### STATED EXERCISE
In the entries that follow, how many lines contain "JSON"? Answer with the number only.

Data items
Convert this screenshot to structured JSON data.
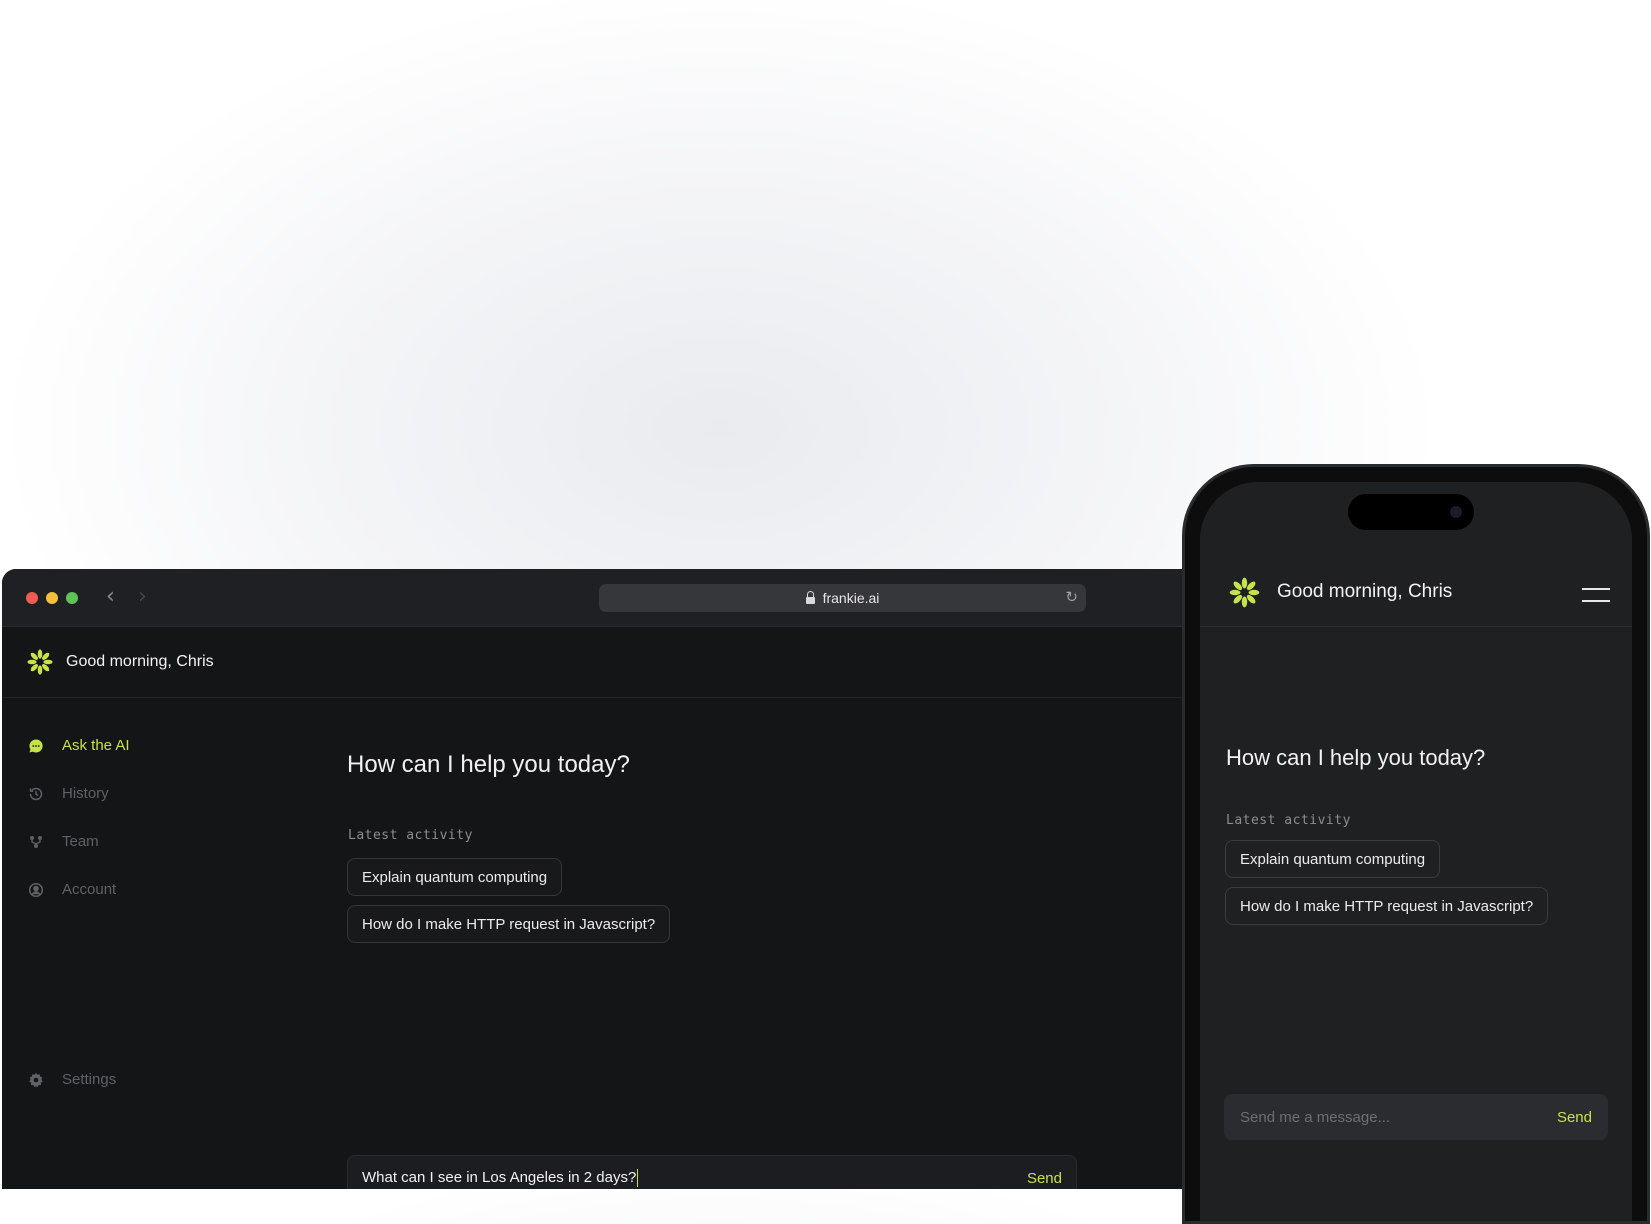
{
  "colors": {
    "accent": "#c5e34a",
    "background": "#141517"
  },
  "browser": {
    "url": "frankie.ai",
    "back_icon": "chevron-left-icon",
    "forward_icon": "chevron-right-icon",
    "reload_icon": "reload-icon"
  },
  "desktop": {
    "greeting": "Good morning, Chris",
    "sidebar": {
      "items": [
        {
          "label": "Ask the AI",
          "icon": "chat-bubble-icon",
          "active": true
        },
        {
          "label": "History",
          "icon": "history-icon",
          "active": false
        },
        {
          "label": "Team",
          "icon": "team-icon",
          "active": false
        },
        {
          "label": "Account",
          "icon": "account-icon",
          "active": false
        }
      ],
      "settings": {
        "label": "Settings",
        "icon": "gear-icon"
      }
    },
    "main": {
      "title": "How can I help you today?",
      "latest_label": "Latest activity",
      "activity": [
        "Explain quantum computing",
        "How do I make HTTP request in Javascript?"
      ],
      "composer": {
        "value": "What can I see in Los Angeles in 2 days?",
        "send_label": "Send"
      }
    }
  },
  "mobile": {
    "greeting": "Good morning, Chris",
    "title": "How can I help you today?",
    "latest_label": "Latest activity",
    "activity": [
      "Explain quantum computing",
      "How do I make HTTP request in Javascript?"
    ],
    "composer": {
      "placeholder": "Send me a message...",
      "send_label": "Send"
    }
  }
}
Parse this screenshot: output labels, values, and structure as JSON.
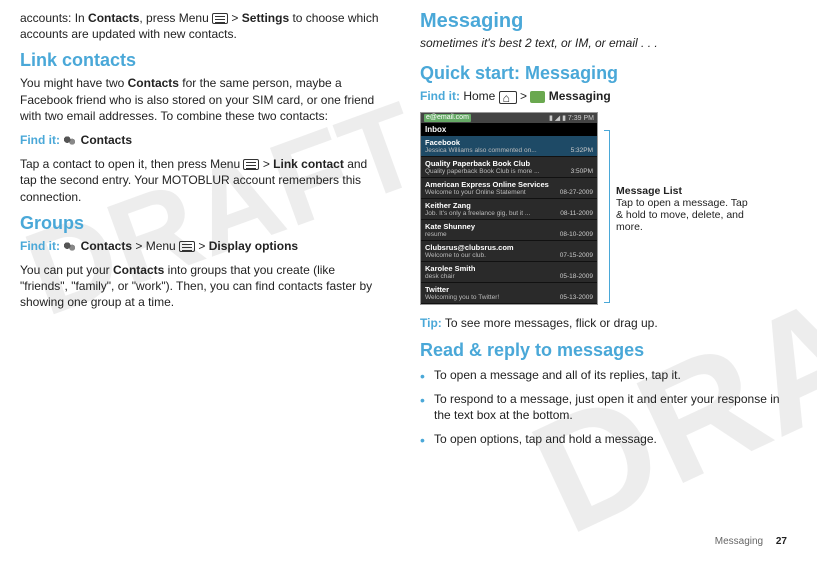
{
  "left": {
    "intro": "accounts: In ",
    "intro_bold1": "Contacts",
    "intro_mid": ", press Menu ",
    "intro_gt": " > ",
    "intro_bold2": "Settings",
    "intro_end": " to choose which accounts are updated with new contacts.",
    "link_title": "Link contacts",
    "link_p1a": "You might have two ",
    "link_p1b": "Contacts",
    "link_p1c": " for the same person, maybe a Facebook friend who is also stored on your SIM card, or one friend with two email addresses. To combine these two contacts:",
    "findit1_label": "Find it:",
    "findit1_text": "Contacts",
    "link_p2a": "Tap a contact to open it, then press Menu ",
    "link_p2b": " > ",
    "link_p2c": "Link contact",
    "link_p2d": " and tap the second entry. Your MOTOBLUR account remembers this connection.",
    "groups_title": "Groups",
    "findit2_label": "Find it:",
    "findit2_text1": "Contacts",
    "findit2_mid": " > Menu ",
    "findit2_gt": " > ",
    "findit2_text2": "Display options",
    "groups_p1a": "You can put your ",
    "groups_p1b": "Contacts",
    "groups_p1c": " into groups that you create (like \"friends\", \"family\", or \"work\"). Then, you can find contacts faster by showing one group at a time."
  },
  "right": {
    "chapter": "Messaging",
    "subtitle": "sometimes it's best 2 text, or IM, or email . . .",
    "quick_title": "Quick start: Messaging",
    "findit_label": "Find it:",
    "findit_home": " Home ",
    "findit_gt": " > ",
    "findit_msg": "Messaging",
    "statusbar_email": "e@email.com",
    "statusbar_time": "7:39 PM",
    "inbox_label": "Inbox",
    "messages": [
      {
        "sender": "Facebook",
        "preview": "Jessica Williams also commented on...",
        "date": "5:32PM",
        "sel": true
      },
      {
        "sender": "Quality Paperback Book Club",
        "preview": "Quality paperback Book Club is more ...",
        "date": "3:50PM"
      },
      {
        "sender": "American Express Online Services",
        "preview": "Welcome to your Online Statement",
        "date": "08-27-2009"
      },
      {
        "sender": "Keither Zang",
        "preview": "Job. It's only a freelance gig, but it ...",
        "date": "08-11-2009"
      },
      {
        "sender": "Kate Shunney",
        "preview": "resume",
        "date": "08-10-2009"
      },
      {
        "sender": "Clubsrus@clubsrus.com",
        "preview": "Welcome to our club.",
        "date": "07-15-2009"
      },
      {
        "sender": "Karolee Smith",
        "preview": "desk chair",
        "date": "05-18-2009"
      },
      {
        "sender": "Twitter",
        "preview": "Welcoming you to Twitter!",
        "date": "05-13-2009"
      }
    ],
    "callout_title": "Message List",
    "callout_text": "Tap to open a message. Tap & hold to move, delete, and more.",
    "tip_label": "Tip:",
    "tip_text": " To see more messages, flick or drag up.",
    "read_title": "Read & reply to messages",
    "bullets": [
      "To open a message and all of its replies, tap it.",
      "To respond to a message, just open it and enter your response in the text box at the bottom.",
      "To open options, tap and hold a message."
    ]
  },
  "footer": {
    "section": "Messaging",
    "page": "27"
  }
}
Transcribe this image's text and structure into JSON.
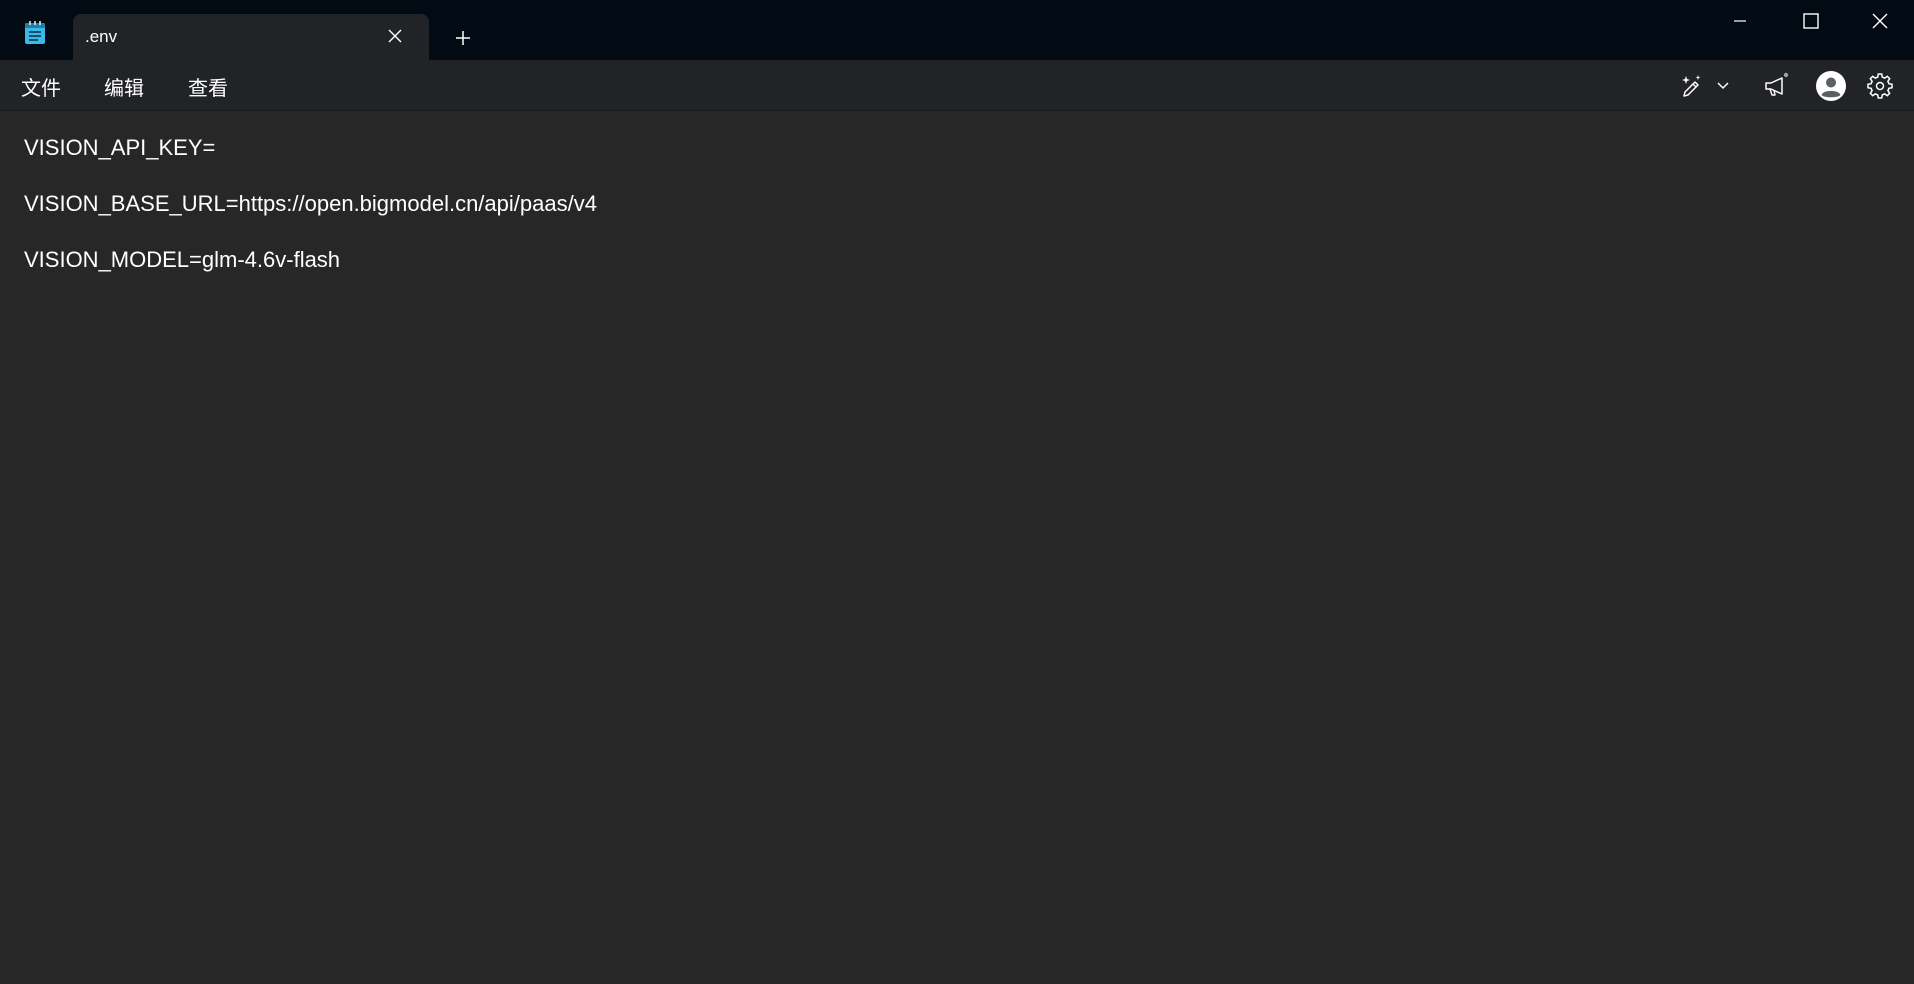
{
  "tab": {
    "title": ".env"
  },
  "menu": {
    "file": "文件",
    "edit": "编辑",
    "view": "查看"
  },
  "toolbar": {
    "icons": [
      "copilot-icon",
      "chevron-down-icon",
      "megaphone-icon",
      "avatar-icon",
      "gear-icon"
    ],
    "notification_dot": true
  },
  "window_controls": [
    "minimize-icon",
    "maximize-icon",
    "close-icon"
  ],
  "editor": {
    "lines": [
      "VISION_API_KEY=",
      "VISION_BASE_URL=https://open.bigmodel.cn/api/paas/v4",
      "VISION_MODEL=glm-4.6v-flash"
    ]
  },
  "colors": {
    "titlebar_bg": "#020b13",
    "menubar_bg": "#212326",
    "editor_bg": "#272727",
    "text": "#ffffff",
    "app_icon_accent": "#3bb8e6"
  }
}
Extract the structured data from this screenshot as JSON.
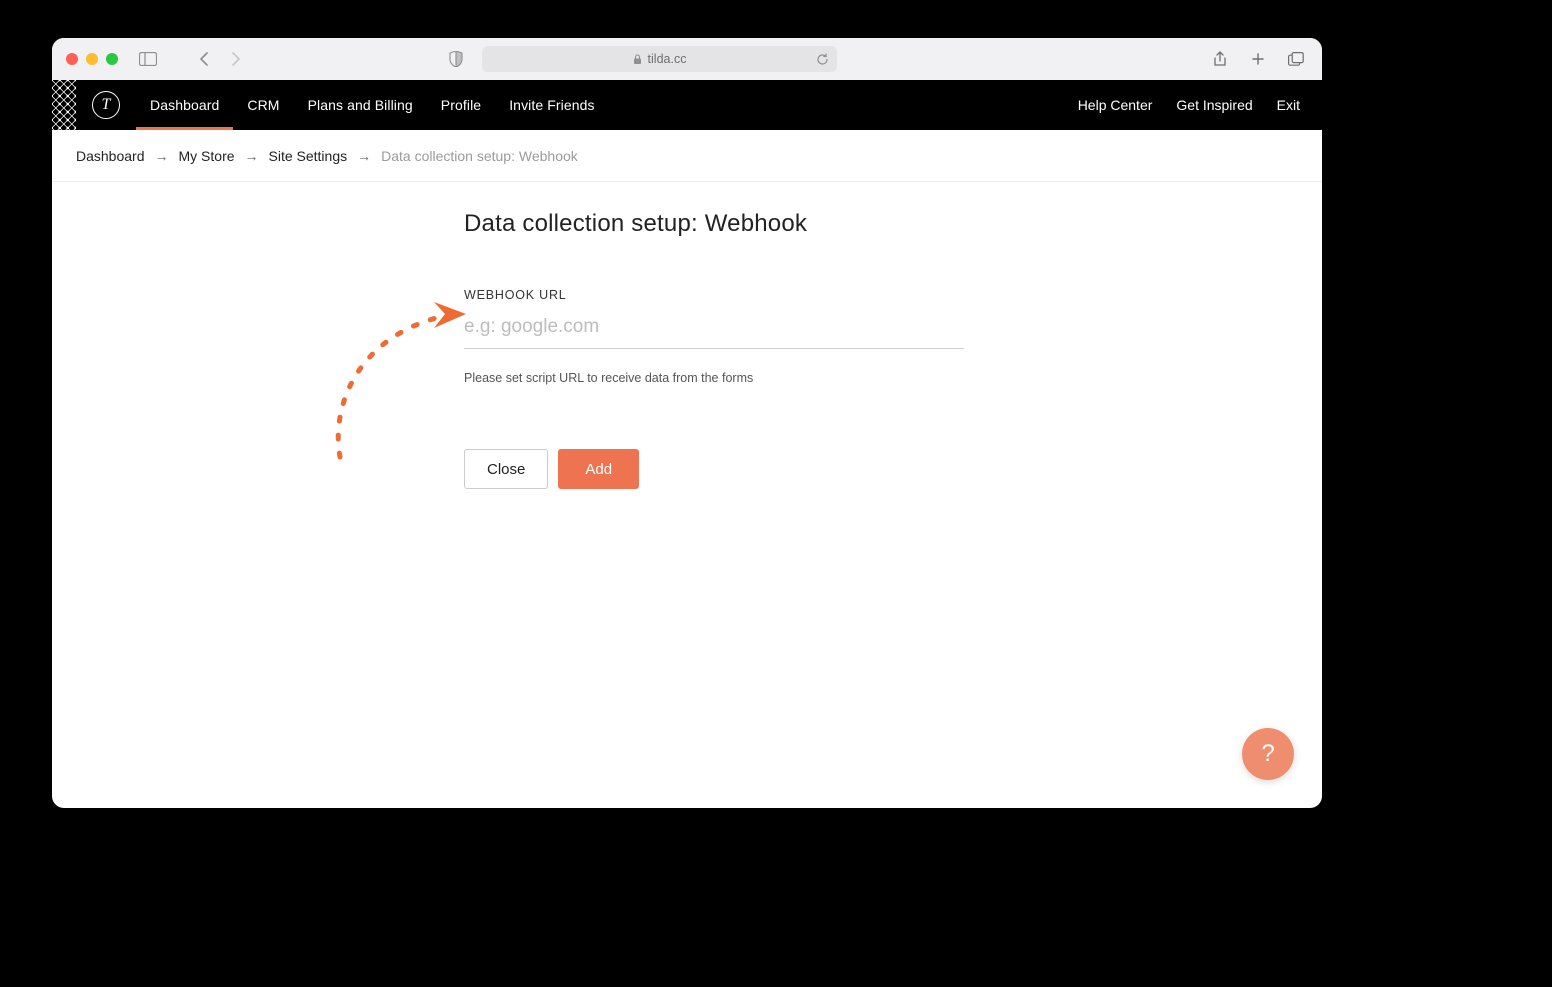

### RESPONSE FOR THIS EXERCISE
4